◆ **Task brief**:
Print all of the entries exactly, minus the pictures.

◆ **Exercise inputs**:
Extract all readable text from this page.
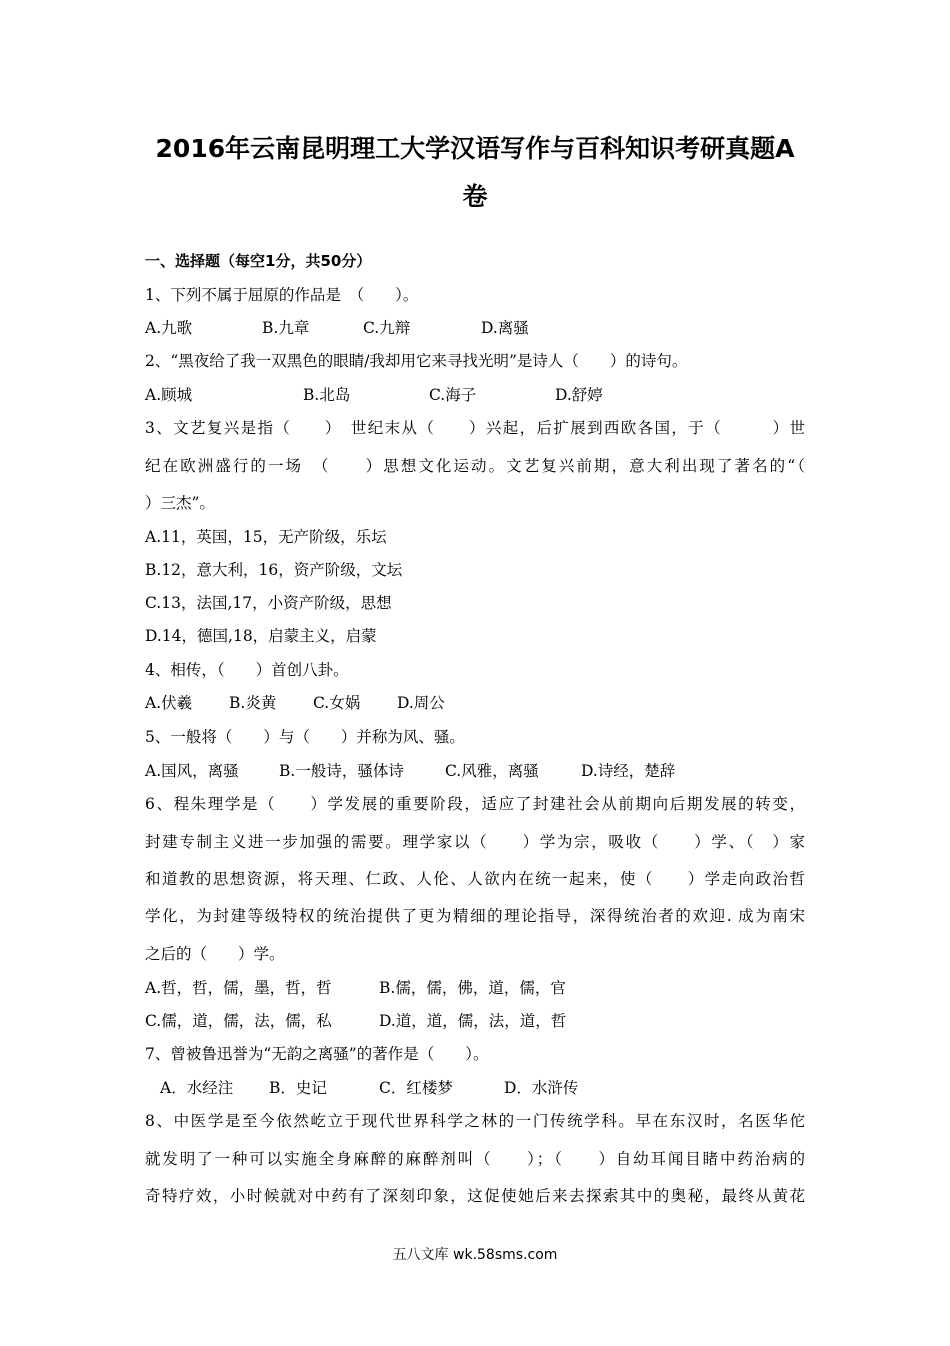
2016年云南昆明理工大学汉语写作与百科知识考研真题A
卷
一、选择题（每空1分，共50分）
1、下列不属于屈原的作品是　（　　）。
A.九歌	B.九章	C.九辩	D.离骚
2、“黑夜给了我一双黑色的眼睛/我却用它来寻找光明”是诗人（　　）的诗句。
A.顾城	B.北岛	C.海子	D.舒婷
3、文艺复兴是指（　　）　世纪末从（　　）兴起，后扩展到西欧各国，于（　　　）世
纪在欧洲盛行的一场　（　　）思想文化运动。文艺复兴前期，意大利出现了著名的“（
）三杰”。
A.11，英国，15，无产阶级，乐坛
B.12，意大利，16，资产阶级，文坛
C.13，法国,17，小资产阶级，思想
D.14，德国,18，启蒙主义，启蒙
4、相传，（　　）首创八卦。
A.伏羲 B.炎黄 C.女娲 D.周公
5、一般将（　　）与（　　）并称为风、骚。
A.国风，离骚	B.一般诗，骚体诗	C.风雅，离骚	D.诗经，楚辞
6、程朱理学是（　　）学发展的重要阶段，适应了封建社会从前期向后期发展的转变，
封建专制主义进一步加强的需要。理学家以（　　）学为宗，吸收（　　）学、（　）家
和道教的思想资源，将天理、仁政、人伦、人欲内在统一起来，使（　　）学走向政治哲
学化，为封建等级特权的统治提供了更为精细的理论指导，深得统治者的欢迎. 成为南宋
之后的（　　）学。
A.哲，哲，儒，墨，哲，哲	B.儒，儒，佛，道，儒，官
C.儒，道，儒，法，儒，私	D.道，道，儒，法，道，哲
7、曾被鲁迅誉为“无韵之离骚”的著作是（　　）。
A．水经注 B．史记	C．红楼梦	D．水浒传
8、中医学是至今依然屹立于现代世界科学之林的一门传统学科。早在东汉时，名医华佗
就发明了一种可以实施全身麻醉的麻醉剂叫（　　）；（　　）自幼耳闻目睹中药治病的
奇特疗效，小时候就对中药有了深刻印象，这促使她后来去探索其中的奥秘，最终从黄花
五八文库 wk.58sms.com
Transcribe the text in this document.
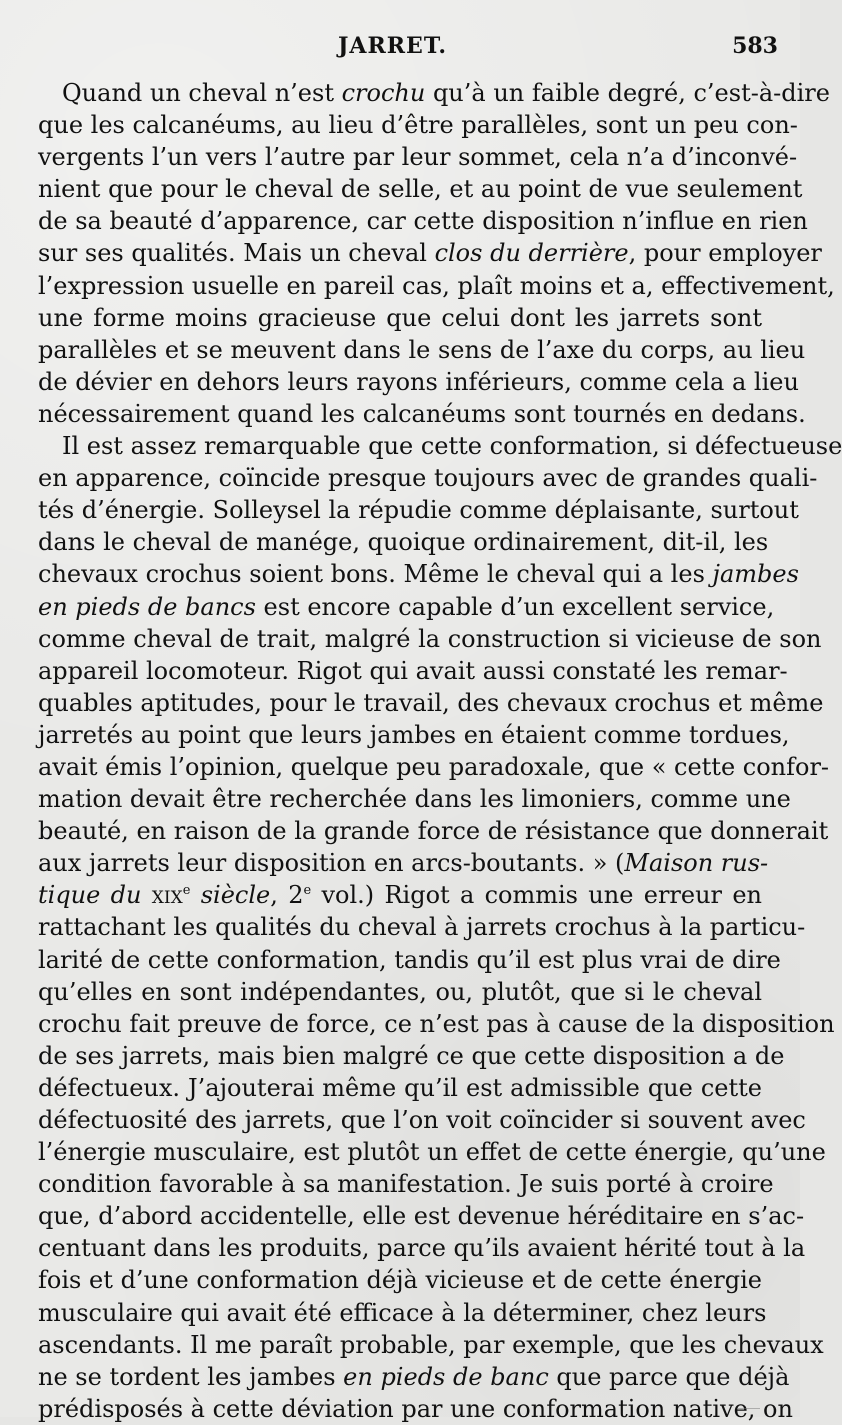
JARRET.	583
Quand un cheval n’est crochu qu’à un faible degré, c’est-à-dire
que les calcanéums, au lieu d’être parallèles, sont un peu con-
vergents l’un vers l’autre par leur sommet, cela n’a d’inconvé-
nient que pour le cheval de selle, et au point de vue seulement
de sa beauté d’apparence, car cette disposition n’influe en rien
sur ses qualités. Mais un cheval clos du derrière, pour employer
l’expression usuelle en pareil cas, plaît moins et a, effectivement,
une forme moins gracieuse que celui dont les jarrets sont
parallèles et se meuvent dans le sens de l’axe du corps, au lieu
de dévier en dehors leurs rayons inférieurs, comme cela a lieu
nécessairement quand les calcanéums sont tournés en dedans.
Il est assez remarquable que cette conformation, si défectueuse
en apparence, coïncide presque toujours avec de grandes quali-
tés d’énergie. Solleysel la répudie comme déplaisante, surtout
dans le cheval de manége, quoique ordinairement, dit-il, les
chevaux crochus soient bons. Même le cheval qui a les jambes
en pieds de bancs est encore capable d’un excellent service,
comme cheval de trait, malgré la construction si vicieuse de son
appareil locomoteur. Rigot qui avait aussi constaté les remar-
quables aptitudes, pour le travail, des chevaux crochus et même
jarretés au point que leurs jambes en étaient comme tordues,
avait émis l’opinion, quelque peu paradoxale, que « cette confor-
mation devait être recherchée dans les limoniers, comme une
beauté, en raison de la grande force de résistance que donnerait
aux jarrets leur disposition en arcs-boutants. » (Maison rus-
tique du xix$^e$ siècle, 2e vol.) Rigot a commis une erreur en
rattachant les qualités du cheval à jarrets crochus à la particu-
larité de cette conformation, tandis qu’il est plus vrai de dire
qu’elles en sont indépendantes, ou, plutôt, que si le cheval
crochu fait preuve de force, ce n’est pas à cause de la disposition
de ses jarrets, mais bien malgré ce que cette disposition a de
défectueux. J’ajouterai même qu’il est admissible que cette
défectuosité des jarrets, que l’on voit coïncider si souvent avec
l’énergie musculaire, est plutôt un effet de cette énergie, qu’une
condition favorable à sa manifestation. Je suis porté à croire
que, d’abord accidentelle, elle est devenue héréditaire en s’ac-
centuant dans les produits, parce qu’ils avaient hérité tout à la
fois et d’une conformation déjà vicieuse et de cette énergie
musculaire qui avait été efficace à la déterminer, chez leurs
ascendants. Il me paraît probable, par exemple, que les chevaux
ne se tordent les jambes en pieds de banc que parce que déjà
prédisposés à cette déviation par une conformation native, on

◆ **Task result**:
Extract all readable text from this page.
2016年云南昆明理工大学汉语写作与百科知识考研真题A
卷
一、选择题（每空1分，共50分）
1、下列不属于屈原的作品是　（　　）。
A.九歌	B.九章	C.九辩	D.离骚
2、“黑夜给了我一双黑色的眼睛/我却用它来寻找光明”是诗人（　　）的诗句。
A.顾城	B.北岛	C.海子	D.舒婷
3、文艺复兴是指（　　）　世纪末从（　　）兴起，后扩展到西欧各国，于（　　　）世
纪在欧洲盛行的一场　（　　）思想文化运动。文艺复兴前期，意大利出现了著名的“（
）三杰”。
A.11，英国，15，无产阶级，乐坛
B.12，意大利，16，资产阶级，文坛
C.13，法国,17，小资产阶级，思想
D.14，德国,18，启蒙主义，启蒙
4、相传，（　　）首创八卦。
A.伏羲 B.炎黄 C.女娲 D.周公
5、一般将（　　）与（　　）并称为风、骚。
A.国风，离骚	B.一般诗，骚体诗	C.风雅，离骚	D.诗经，楚辞
6、程朱理学是（　　）学发展的重要阶段，适应了封建社会从前期向后期发展的转变，
封建专制主义进一步加强的需要。理学家以（　　）学为宗，吸收（　　）学、（　）家
和道教的思想资源，将天理、仁政、人伦、人欲内在统一起来，使（　　）学走向政治哲
学化，为封建等级特权的统治提供了更为精细的理论指导，深得统治者的欢迎. 成为南宋
之后的（　　）学。
A.哲，哲，儒，墨，哲，哲	B.儒，儒，佛，道，儒，官
C.儒，道，儒，法，儒，私	D.道，道，儒，法，道，哲
7、曾被鲁迅誉为“无韵之离骚”的著作是（　　）。
A．水经注 B．史记	C．红楼梦	D．水浒传
8、中医学是至今依然屹立于现代世界科学之林的一门传统学科。早在东汉时，名医华佗
就发明了一种可以实施全身麻醉的麻醉剂叫（　　）；（　　）自幼耳闻目睹中药治病的
奇特疗效，小时候就对中药有了深刻印象，这促使她后来去探索其中的奥秘，最终从黄花
五八文库 wk.58sms.com
Transcribe the text in this document.
JARRET.	583
Quand un cheval n’est crochu qu’à un faible degré, c’est-à-dire
que les calcanéums, au lieu d’être parallèles, sont un peu con-
vergents l’un vers l’autre par leur sommet, cela n’a d’inconvé-
nient que pour le cheval de selle, et au point de vue seulement
de sa beauté d’apparence, car cette disposition n’influe en rien
sur ses qualités. Mais un cheval clos du derrière, pour employer
l’expression usuelle en pareil cas, plaît moins et a, effectivement,
une forme moins gracieuse que celui dont les jarrets sont
parallèles et se meuvent dans le sens de l’axe du corps, au lieu
de dévier en dehors leurs rayons inférieurs, comme cela a lieu
nécessairement quand les calcanéums sont tournés en dedans.
Il est assez remarquable que cette conformation, si défectueuse
en apparence, coïncide presque toujours avec de grandes quali-
tés d’énergie. Solleysel la répudie comme déplaisante, surtout
dans le cheval de manége, quoique ordinairement, dit-il, les
chevaux crochus soient bons. Même le cheval qui a les jambes
en pieds de bancs est encore capable d’un excellent service,
comme cheval de trait, malgré la construction si vicieuse de son
appareil locomoteur. Rigot qui avait aussi constaté les remar-
quables aptitudes, pour le travail, des chevaux crochus et même
jarretés au point que leurs jambes en étaient comme tordues,
avait émis l’opinion, quelque peu paradoxale, que « cette confor-
mation devait être recherchée dans les limoniers, comme une
beauté, en raison de la grande force de résistance que donnerait
aux jarrets leur disposition en arcs-boutants. » (Maison rus-
tique du xix$^e$ siècle, 2e vol.) Rigot a commis une erreur en
rattachant les qualités du cheval à jarrets crochus à la particu-
larité de cette conformation, tandis qu’il est plus vrai de dire
qu’elles en sont indépendantes, ou, plutôt, que si le cheval
crochu fait preuve de force, ce n’est pas à cause de la disposition
de ses jarrets, mais bien malgré ce que cette disposition a de
défectueux. J’ajouterai même qu’il est admissible que cette
défectuosité des jarrets, que l’on voit coïncider si souvent avec
l’énergie musculaire, est plutôt un effet de cette énergie, qu’une
condition favorable à sa manifestation. Je suis porté à croire
que, d’abord accidentelle, elle est devenue héréditaire en s’ac-
centuant dans les produits, parce qu’ils avaient hérité tout à la
fois et d’une conformation déjà vicieuse et de cette énergie
musculaire qui avait été efficace à la déterminer, chez leurs
ascendants. Il me paraît probable, par exemple, que les chevaux
ne se tordent les jambes en pieds de banc que parce que déjà
prédisposés à cette déviation par une conformation native, on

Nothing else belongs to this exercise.